[start of Listed entries]
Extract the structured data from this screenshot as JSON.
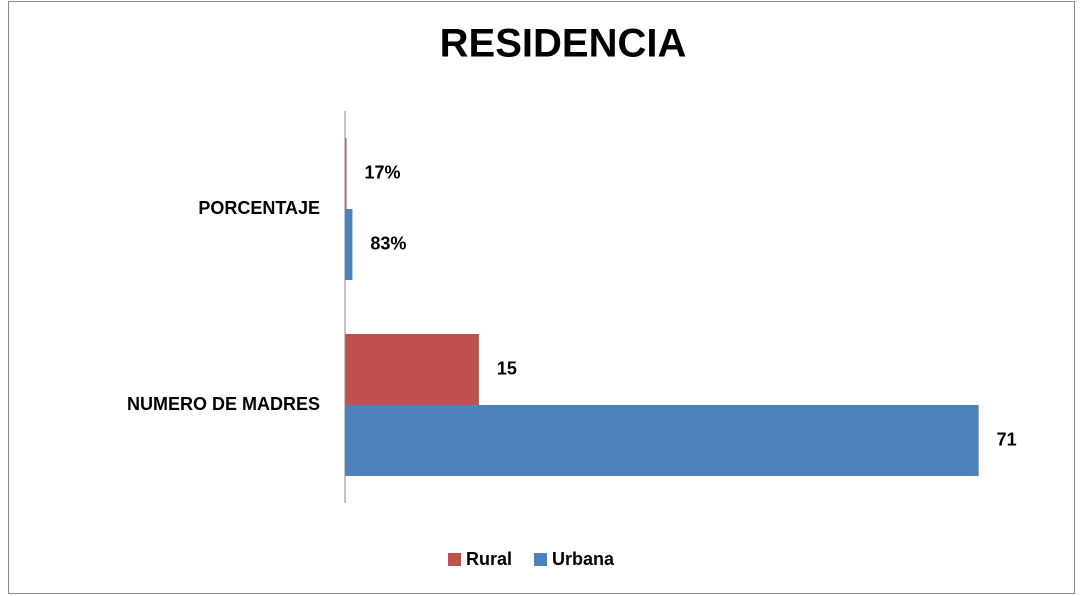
{
  "chart_data": {
    "type": "hbar",
    "title": "RESIDENCIA",
    "categories": [
      "PORCENTAJE",
      "NUMERO DE MADRES"
    ],
    "series": [
      {
        "name": "Rural",
        "color": "#c0504d",
        "values": [
          0.17,
          15
        ],
        "value_labels": [
          "17%",
          "15"
        ]
      },
      {
        "name": "Urbana",
        "color": "#4f81bd",
        "values": [
          0.83,
          71
        ],
        "value_labels": [
          "83%",
          "71"
        ]
      }
    ],
    "xlim": [
      0,
      80
    ],
    "legend": "bottom"
  }
}
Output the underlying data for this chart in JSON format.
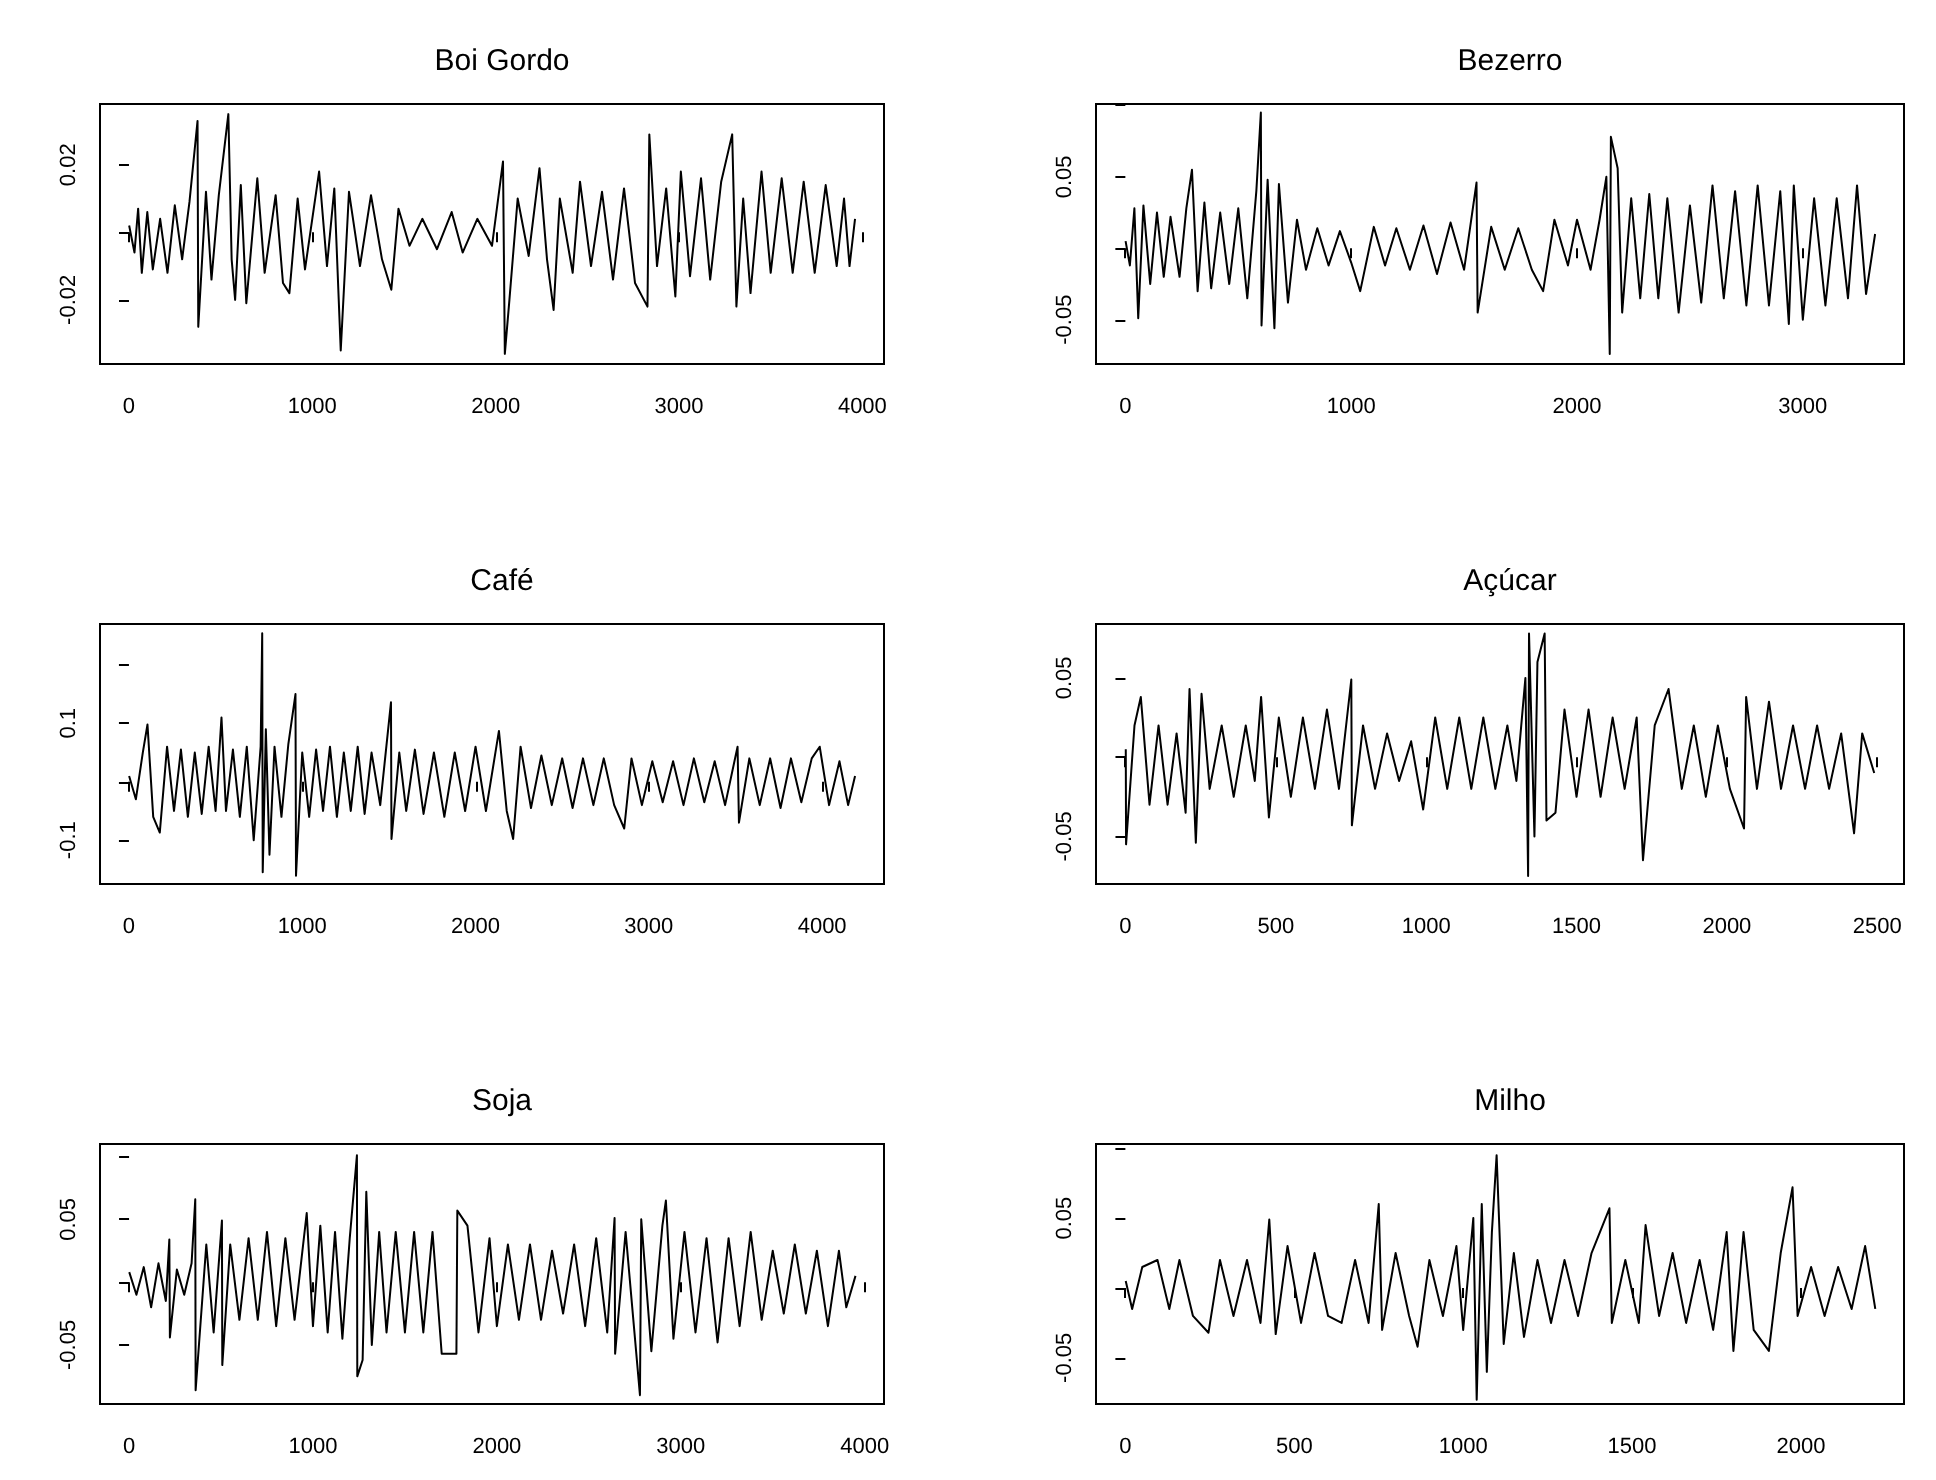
[end of Listed entries]
The records above should be reproduced exactly, with no pictures included.

Extract the structured data from this screenshot as JSON.
{
  "chart_data": {
    "type": "hbar",
    "title": "RESIDENCIA",
    "categories": [
      "PORCENTAJE",
      "NUMERO DE MADRES"
    ],
    "series": [
      {
        "name": "Rural",
        "color": "#c0504d",
        "values": [
          0.17,
          15
        ],
        "value_labels": [
          "17%",
          "15"
        ]
      },
      {
        "name": "Urbana",
        "color": "#4f81bd",
        "values": [
          0.83,
          71
        ],
        "value_labels": [
          "83%",
          "71"
        ]
      }
    ],
    "xlim": [
      0,
      80
    ],
    "legend": "bottom"
  }
}
Output the underlying data for this chart in JSON format.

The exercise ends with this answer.